■ THE PROBLEM
Return a copy of every line in the records that includes the word "Application".

■ TASK DATA
####
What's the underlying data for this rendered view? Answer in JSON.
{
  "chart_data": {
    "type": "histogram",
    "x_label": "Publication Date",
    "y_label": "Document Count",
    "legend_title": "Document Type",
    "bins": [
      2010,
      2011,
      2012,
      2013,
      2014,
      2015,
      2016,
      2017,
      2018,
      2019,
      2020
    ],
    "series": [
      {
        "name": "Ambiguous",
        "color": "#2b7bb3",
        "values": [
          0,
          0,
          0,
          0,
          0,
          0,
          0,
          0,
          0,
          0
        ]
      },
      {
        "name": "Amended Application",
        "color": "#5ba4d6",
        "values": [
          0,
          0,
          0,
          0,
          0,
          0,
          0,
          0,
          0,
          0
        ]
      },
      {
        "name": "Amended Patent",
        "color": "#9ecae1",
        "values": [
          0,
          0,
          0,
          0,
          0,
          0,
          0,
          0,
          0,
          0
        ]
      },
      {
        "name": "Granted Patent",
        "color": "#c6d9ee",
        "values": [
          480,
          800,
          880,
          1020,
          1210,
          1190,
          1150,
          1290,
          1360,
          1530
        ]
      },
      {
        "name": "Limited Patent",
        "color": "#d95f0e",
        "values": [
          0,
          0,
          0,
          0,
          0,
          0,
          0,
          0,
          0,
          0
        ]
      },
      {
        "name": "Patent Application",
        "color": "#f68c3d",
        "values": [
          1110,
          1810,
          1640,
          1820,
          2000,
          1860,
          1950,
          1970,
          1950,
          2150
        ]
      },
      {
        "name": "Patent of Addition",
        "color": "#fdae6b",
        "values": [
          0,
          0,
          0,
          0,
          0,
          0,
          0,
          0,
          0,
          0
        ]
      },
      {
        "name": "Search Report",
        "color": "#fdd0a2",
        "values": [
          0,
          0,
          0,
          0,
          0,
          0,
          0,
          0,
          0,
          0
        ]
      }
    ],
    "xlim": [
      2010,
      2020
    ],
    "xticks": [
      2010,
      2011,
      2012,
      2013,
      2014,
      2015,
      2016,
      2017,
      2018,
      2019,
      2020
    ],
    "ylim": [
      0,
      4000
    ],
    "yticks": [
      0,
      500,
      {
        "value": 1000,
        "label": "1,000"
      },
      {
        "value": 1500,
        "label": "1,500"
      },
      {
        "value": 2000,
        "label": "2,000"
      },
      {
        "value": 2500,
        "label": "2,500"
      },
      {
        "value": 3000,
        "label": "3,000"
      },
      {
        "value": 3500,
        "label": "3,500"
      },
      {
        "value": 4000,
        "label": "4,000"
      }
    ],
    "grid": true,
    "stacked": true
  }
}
####
■ FULL OUTPUT
        "name": "Amended Application",
        "name": "Patent Application",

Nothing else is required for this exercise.